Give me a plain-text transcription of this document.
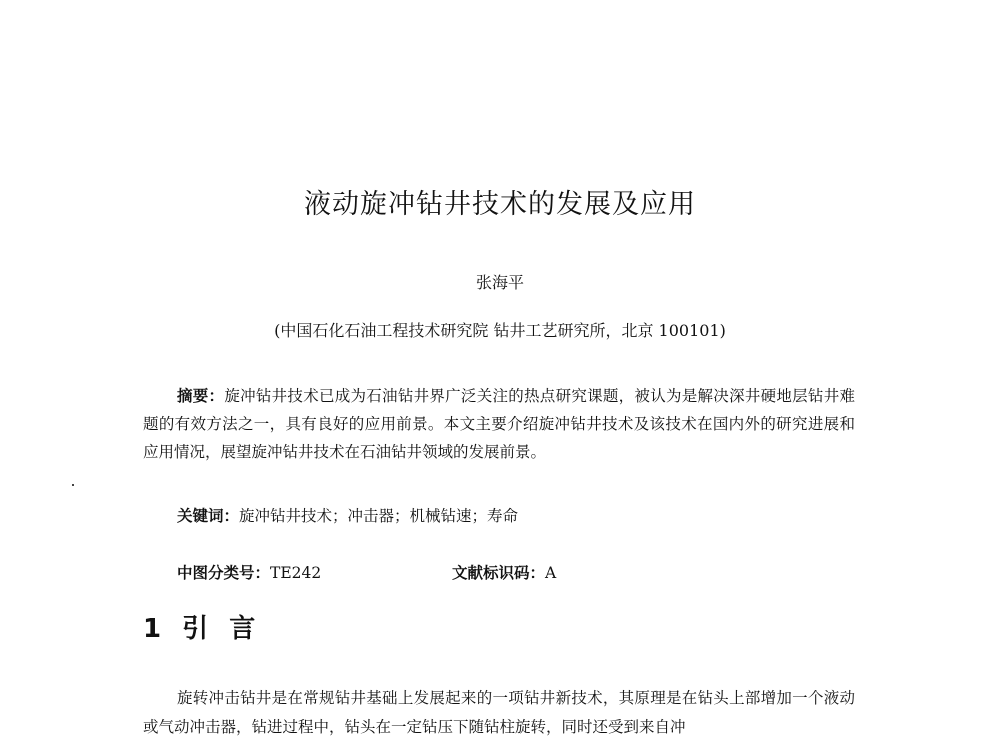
液动旋冲钻井技术的发展及应用
张海平
(中国石化石油工程技术研究院 钻井工艺研究所，北京 100101)
摘要：旋冲钻井技术已成为石油钻井界广泛关注的热点研究课题，被认为是解决深井硬地层钻井难题的有效方法之一，具有良好的应用前景。本文主要介绍旋冲钻井技术及该技术在国内外的研究进展和应用情况，展望旋冲钻井技术在石油钻井领域的发展前景。
关键词：旋冲钻井技术；冲击器；机械钻速；寿命
中图分类号：TE242	文献标识码：A
1 引 言
旋转冲击钻井是在常规钻井基础上发展起来的一项钻井新技术，其原理是在钻头上部增加一个液动或气动冲击器，钻进过程中，钻头在一定钻压下随钻柱旋转，同时还受到来自冲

══════════

▸ **Prompt**: Leave out the pictures and print each record exactly as it stands.

▸ **Solution to the exercise**:
Give me a plain-text transcription of this document.
液动旋冲钻井技术的发展及应用
张海平
(中国石化石油工程技术研究院 钻井工艺研究所，北京 100101)
摘要：旋冲钻井技术已成为石油钻井界广泛关注的热点研究课题，被认为是解决深井硬地层钻井难题的有效方法之一，具有良好的应用前景。本文主要介绍旋冲钻井技术及该技术在国内外的研究进展和应用情况，展望旋冲钻井技术在石油钻井领域的发展前景。
关键词：旋冲钻井技术；冲击器；机械钻速；寿命
中图分类号：TE242	文献标识码：A
1 引 言
旋转冲击钻井是在常规钻井基础上发展起来的一项钻井新技术，其原理是在钻头上部增加一个液动或气动冲击器，钻进过程中，钻头在一定钻压下随钻柱旋转，同时还受到来自冲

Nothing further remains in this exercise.